> [CHALLENGE]:
Find the lines that hold the word "gesehen" and return them.

> [EXERCISE MATERIALS]:
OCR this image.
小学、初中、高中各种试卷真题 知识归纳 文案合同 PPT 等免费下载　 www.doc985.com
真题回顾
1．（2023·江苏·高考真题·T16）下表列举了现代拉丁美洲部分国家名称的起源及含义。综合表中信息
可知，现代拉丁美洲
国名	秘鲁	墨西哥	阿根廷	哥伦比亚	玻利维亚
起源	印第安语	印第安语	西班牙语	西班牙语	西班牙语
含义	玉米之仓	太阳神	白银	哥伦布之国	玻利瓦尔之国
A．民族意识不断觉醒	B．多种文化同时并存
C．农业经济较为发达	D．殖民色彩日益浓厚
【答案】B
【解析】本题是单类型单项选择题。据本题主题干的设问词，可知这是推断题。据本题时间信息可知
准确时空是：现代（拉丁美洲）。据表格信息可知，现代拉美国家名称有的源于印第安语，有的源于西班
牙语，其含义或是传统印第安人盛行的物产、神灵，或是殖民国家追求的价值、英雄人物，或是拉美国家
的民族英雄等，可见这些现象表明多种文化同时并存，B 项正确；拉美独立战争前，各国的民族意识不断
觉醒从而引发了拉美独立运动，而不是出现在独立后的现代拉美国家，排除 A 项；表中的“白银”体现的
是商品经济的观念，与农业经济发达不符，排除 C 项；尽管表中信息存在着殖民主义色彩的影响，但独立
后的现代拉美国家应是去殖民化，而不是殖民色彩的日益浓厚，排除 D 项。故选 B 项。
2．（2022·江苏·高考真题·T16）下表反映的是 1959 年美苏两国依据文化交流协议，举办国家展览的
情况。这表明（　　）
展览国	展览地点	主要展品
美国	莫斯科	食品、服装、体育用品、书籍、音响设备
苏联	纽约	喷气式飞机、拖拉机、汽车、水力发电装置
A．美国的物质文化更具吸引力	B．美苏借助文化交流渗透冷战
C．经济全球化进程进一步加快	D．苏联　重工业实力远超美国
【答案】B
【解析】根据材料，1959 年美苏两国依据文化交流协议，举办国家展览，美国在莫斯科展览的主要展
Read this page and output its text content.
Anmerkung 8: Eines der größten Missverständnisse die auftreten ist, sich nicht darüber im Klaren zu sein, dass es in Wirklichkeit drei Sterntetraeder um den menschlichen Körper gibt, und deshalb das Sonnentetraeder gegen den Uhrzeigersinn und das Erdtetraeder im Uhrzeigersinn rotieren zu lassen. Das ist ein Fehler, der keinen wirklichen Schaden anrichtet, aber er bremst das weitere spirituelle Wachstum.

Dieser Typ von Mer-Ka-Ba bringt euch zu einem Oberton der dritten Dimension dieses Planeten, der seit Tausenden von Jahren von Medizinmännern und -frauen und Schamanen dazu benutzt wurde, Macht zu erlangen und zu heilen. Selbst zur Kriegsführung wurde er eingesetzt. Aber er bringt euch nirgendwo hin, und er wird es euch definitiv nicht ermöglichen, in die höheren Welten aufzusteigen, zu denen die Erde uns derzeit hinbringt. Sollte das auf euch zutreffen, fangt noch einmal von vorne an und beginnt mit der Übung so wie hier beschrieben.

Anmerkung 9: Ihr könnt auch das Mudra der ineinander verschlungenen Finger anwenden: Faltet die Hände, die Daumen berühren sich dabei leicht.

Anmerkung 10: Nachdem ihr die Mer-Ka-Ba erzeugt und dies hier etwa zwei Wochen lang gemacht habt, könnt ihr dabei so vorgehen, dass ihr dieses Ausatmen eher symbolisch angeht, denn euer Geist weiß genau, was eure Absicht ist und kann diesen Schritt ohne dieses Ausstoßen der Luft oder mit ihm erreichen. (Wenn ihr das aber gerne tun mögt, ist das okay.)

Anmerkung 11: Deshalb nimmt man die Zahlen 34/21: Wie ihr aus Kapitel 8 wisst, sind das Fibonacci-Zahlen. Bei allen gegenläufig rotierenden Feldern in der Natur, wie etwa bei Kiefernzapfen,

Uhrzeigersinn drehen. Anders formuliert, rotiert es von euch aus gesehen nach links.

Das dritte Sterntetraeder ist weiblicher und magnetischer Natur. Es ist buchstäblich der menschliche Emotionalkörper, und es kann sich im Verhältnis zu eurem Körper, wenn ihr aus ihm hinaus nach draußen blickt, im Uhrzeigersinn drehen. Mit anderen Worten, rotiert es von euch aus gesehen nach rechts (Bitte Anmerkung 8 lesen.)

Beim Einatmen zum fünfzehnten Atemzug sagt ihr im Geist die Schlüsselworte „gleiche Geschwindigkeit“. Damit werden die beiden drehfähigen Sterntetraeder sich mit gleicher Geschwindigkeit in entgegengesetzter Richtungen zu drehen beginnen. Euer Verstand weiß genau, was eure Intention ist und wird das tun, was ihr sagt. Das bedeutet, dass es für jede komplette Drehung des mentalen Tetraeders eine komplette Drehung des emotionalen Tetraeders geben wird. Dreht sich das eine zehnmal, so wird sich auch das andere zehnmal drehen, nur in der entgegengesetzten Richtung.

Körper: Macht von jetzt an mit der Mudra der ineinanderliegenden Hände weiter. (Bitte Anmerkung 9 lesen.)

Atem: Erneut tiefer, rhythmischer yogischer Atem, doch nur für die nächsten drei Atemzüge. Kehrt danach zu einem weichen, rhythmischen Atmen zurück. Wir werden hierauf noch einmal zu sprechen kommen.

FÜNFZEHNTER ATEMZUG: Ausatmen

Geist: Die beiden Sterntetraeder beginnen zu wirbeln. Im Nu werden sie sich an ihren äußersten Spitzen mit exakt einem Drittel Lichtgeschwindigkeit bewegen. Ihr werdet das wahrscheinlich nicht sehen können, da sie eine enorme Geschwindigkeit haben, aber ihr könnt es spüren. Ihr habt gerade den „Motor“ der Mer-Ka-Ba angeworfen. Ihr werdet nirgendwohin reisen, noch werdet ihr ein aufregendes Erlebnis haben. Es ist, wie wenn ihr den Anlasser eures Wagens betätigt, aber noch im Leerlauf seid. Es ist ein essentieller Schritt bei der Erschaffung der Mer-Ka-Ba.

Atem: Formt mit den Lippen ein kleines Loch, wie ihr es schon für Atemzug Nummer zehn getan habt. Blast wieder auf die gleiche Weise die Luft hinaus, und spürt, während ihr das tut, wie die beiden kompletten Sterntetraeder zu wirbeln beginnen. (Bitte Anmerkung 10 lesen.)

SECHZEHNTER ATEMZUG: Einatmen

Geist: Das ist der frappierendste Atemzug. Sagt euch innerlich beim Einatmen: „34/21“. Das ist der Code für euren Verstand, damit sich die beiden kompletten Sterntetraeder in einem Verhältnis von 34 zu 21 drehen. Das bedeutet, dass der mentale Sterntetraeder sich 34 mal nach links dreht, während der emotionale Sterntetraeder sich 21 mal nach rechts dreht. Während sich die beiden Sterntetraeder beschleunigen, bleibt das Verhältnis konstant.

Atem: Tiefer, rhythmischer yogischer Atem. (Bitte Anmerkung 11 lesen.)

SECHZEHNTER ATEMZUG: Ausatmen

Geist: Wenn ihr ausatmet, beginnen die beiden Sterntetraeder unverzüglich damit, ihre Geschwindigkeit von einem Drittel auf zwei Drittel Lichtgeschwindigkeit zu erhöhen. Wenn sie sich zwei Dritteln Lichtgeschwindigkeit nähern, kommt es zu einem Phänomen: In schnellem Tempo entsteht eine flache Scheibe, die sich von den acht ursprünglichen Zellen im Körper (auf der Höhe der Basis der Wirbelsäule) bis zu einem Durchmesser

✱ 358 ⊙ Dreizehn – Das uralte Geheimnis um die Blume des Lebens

> [REPLY]:
Uhrzeigersinn drehen. Anders formuliert, rotiert es von euch aus gesehen nach links.
Das dritte Sterntetraeder ist weiblicher und magnetischer Natur. Es ist buchstäblich der menschliche Emotionalkörper, und es kann sich im Verhältnis zu eurem Körper, wenn ihr aus ihm hinaus nach draußen blickt, im Uhrzeigersinn drehen. Mit anderen Worten, rotiert es von euch aus gesehen nach rechts (Bitte Anmerkung 8 lesen.)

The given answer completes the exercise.